Exercise details
Copy every line of the records below verbatim, keeping each character, space and line break unchanged.

--- start of Exercise input ---

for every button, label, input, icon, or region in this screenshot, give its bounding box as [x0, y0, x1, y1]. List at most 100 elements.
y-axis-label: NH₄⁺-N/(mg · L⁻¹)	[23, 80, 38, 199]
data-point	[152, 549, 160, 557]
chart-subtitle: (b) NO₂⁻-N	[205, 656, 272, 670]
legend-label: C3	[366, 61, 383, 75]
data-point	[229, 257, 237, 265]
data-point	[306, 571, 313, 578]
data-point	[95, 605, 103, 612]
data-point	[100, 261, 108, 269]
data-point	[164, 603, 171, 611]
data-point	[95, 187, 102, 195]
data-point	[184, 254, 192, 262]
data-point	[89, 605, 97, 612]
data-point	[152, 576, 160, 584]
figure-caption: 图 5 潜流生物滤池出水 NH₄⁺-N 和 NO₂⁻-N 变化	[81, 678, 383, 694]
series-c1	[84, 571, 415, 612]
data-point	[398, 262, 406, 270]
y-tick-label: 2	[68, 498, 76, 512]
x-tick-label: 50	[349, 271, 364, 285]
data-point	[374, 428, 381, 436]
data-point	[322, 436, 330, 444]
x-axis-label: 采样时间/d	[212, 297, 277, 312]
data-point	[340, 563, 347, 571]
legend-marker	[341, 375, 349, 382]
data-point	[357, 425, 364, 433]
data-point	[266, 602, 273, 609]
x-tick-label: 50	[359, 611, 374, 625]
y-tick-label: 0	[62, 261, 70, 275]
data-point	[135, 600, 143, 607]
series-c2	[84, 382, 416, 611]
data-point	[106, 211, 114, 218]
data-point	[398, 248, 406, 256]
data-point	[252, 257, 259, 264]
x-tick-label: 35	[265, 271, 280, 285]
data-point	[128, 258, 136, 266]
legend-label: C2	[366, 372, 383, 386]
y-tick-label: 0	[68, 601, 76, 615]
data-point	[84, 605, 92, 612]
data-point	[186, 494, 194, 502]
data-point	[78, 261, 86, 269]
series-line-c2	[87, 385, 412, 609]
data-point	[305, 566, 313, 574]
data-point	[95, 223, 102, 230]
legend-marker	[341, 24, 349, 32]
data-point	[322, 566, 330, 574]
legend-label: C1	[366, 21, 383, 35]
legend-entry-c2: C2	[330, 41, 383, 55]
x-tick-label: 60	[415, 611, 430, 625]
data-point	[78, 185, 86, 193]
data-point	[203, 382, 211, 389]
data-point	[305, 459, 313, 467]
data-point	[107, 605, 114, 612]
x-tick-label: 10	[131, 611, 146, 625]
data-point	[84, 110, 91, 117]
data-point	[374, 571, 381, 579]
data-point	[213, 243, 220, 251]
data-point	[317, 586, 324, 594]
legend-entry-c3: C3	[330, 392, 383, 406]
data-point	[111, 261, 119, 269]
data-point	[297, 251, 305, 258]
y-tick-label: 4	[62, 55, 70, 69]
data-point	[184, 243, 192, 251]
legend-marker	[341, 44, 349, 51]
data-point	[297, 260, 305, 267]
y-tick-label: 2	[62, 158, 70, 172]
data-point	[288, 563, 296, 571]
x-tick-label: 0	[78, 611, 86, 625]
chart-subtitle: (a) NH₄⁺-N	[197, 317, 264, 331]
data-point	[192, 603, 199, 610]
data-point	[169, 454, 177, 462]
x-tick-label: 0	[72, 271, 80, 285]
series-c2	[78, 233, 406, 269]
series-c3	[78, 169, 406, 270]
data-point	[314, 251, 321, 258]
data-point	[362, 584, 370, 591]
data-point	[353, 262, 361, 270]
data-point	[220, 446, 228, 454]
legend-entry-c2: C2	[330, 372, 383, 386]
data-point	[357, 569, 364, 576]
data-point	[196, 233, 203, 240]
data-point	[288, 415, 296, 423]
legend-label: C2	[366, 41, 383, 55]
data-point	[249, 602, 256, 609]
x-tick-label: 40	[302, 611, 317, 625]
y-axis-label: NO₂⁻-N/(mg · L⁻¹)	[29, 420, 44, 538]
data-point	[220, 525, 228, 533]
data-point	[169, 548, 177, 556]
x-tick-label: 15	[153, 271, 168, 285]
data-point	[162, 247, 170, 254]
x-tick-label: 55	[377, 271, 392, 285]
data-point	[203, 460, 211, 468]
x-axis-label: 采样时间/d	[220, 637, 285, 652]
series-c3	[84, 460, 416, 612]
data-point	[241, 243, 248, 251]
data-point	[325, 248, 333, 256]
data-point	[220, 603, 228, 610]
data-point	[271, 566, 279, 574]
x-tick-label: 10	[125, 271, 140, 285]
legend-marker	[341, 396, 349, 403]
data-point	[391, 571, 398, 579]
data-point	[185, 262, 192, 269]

--- end of Exercise input ---

Response to the exercise
for every button, label, input, icon, or region in this screenshot, give its bounding box as [x0, y0, x1, y1]. List at most 100 elements.
y-axis-label: NH₄⁺-N/(mg · L⁻¹)	[23, 80, 38, 199]
data-point	[152, 549, 160, 557]
chart-subtitle: (b) NO₂⁻-N	[205, 656, 272, 670]
legend-label: C3	[366, 61, 383, 75]
data-point	[229, 257, 237, 265]
data-point	[306, 571, 313, 578]
data-point	[95, 605, 103, 612]
data-point	[100, 261, 108, 269]
data-point	[164, 603, 171, 611]
data-point	[95, 187, 102, 195]
data-point	[184, 254, 192, 262]
data-point	[89, 605, 97, 612]
data-point	[152, 576, 160, 584]
figure-caption: 图 5 潜流生物滤池出水 NH₄⁺-N 和 NO₂⁻-N 变化	[81, 678, 383, 694]
series-c1	[84, 571, 415, 612]
data-point	[398, 262, 406, 270]
y-tick-label: 2	[68, 498, 76, 512]
x-tick-label: 50	[349, 271, 364, 285]
data-point	[374, 428, 381, 436]
data-point	[322, 436, 330, 444]
x-axis-label: 采样时间/d	[212, 297, 277, 312]
data-point	[340, 563, 347, 571]
legend-marker	[341, 375, 349, 382]
data-point	[357, 425, 364, 433]
data-point	[266, 602, 273, 609]
x-tick-label: 50	[359, 611, 374, 625]
y-tick-label: 0	[62, 261, 70, 275]
data-point	[135, 600, 143, 607]
series-c2	[84, 382, 416, 611]
data-point	[106, 211, 114, 218]
data-point	[398, 248, 406, 256]
data-point	[252, 257, 259, 264]
x-tick-label: 35	[265, 271, 280, 285]
data-point	[128, 258, 136, 266]
legend-label: C2	[366, 372, 383, 386]
y-tick-label: 0	[68, 601, 76, 615]
data-point	[84, 605, 92, 612]
data-point	[186, 494, 194, 502]
data-point	[78, 261, 86, 269]
series-line-c2	[87, 385, 412, 609]
data-point	[305, 566, 313, 574]
data-point	[95, 223, 102, 230]
legend-marker	[341, 24, 349, 32]
data-point	[322, 566, 330, 574]
legend-label: C1	[366, 21, 383, 35]
legend-entry-c2: C2	[330, 41, 383, 55]
x-tick-label: 60	[415, 611, 430, 625]
data-point	[78, 185, 86, 193]
data-point	[203, 382, 211, 389]
data-point	[305, 459, 313, 467]
data-point	[107, 605, 114, 612]
x-tick-label: 10	[131, 611, 146, 625]
data-point	[84, 110, 91, 117]
data-point	[374, 571, 381, 579]
data-point	[213, 243, 220, 251]
data-point	[317, 586, 324, 594]
legend-entry-c3: C3	[330, 392, 383, 406]
data-point	[111, 261, 119, 269]
data-point	[297, 251, 305, 258]
y-tick-label: 4	[62, 55, 70, 69]
data-point	[184, 243, 192, 251]
legend-marker	[341, 44, 349, 51]
data-point	[297, 260, 305, 267]
y-tick-label: 2	[62, 158, 70, 172]
data-point	[288, 563, 296, 571]
x-tick-label: 0	[78, 611, 86, 625]
chart-subtitle: (a) NH₄⁺-N	[197, 317, 264, 331]
data-point	[192, 603, 199, 610]
data-point	[169, 454, 177, 462]
x-tick-label: 0	[72, 271, 80, 285]
series-c2	[78, 233, 406, 269]
series-c3	[78, 169, 406, 270]
data-point	[314, 251, 321, 258]
data-point	[362, 584, 370, 591]
data-point	[353, 262, 361, 270]
data-point	[220, 446, 228, 454]
legend-entry-c2: C2	[330, 372, 383, 386]
data-point	[357, 569, 364, 576]
data-point	[196, 233, 203, 240]
data-point	[288, 415, 296, 423]
legend-label: C2	[366, 41, 383, 55]
data-point	[249, 602, 256, 609]
x-tick-label: 40	[302, 611, 317, 625]
y-axis-label: NO₂⁻-N/(mg · L⁻¹)	[29, 420, 44, 538]
data-point	[220, 525, 228, 533]
data-point	[169, 548, 177, 556]
x-tick-label: 15	[153, 271, 168, 285]
data-point	[162, 247, 170, 254]
x-tick-label: 55	[377, 271, 392, 285]
data-point	[203, 460, 211, 468]
x-axis-label: 采样时间/d	[220, 637, 285, 652]
series-c3	[84, 460, 416, 612]
data-point	[241, 243, 248, 251]
data-point	[325, 248, 333, 256]
data-point	[220, 603, 228, 610]
data-point	[271, 566, 279, 574]
x-tick-label: 10	[125, 271, 140, 285]
legend-marker	[341, 396, 349, 403]
data-point	[391, 571, 398, 579]
data-point	[185, 262, 192, 269]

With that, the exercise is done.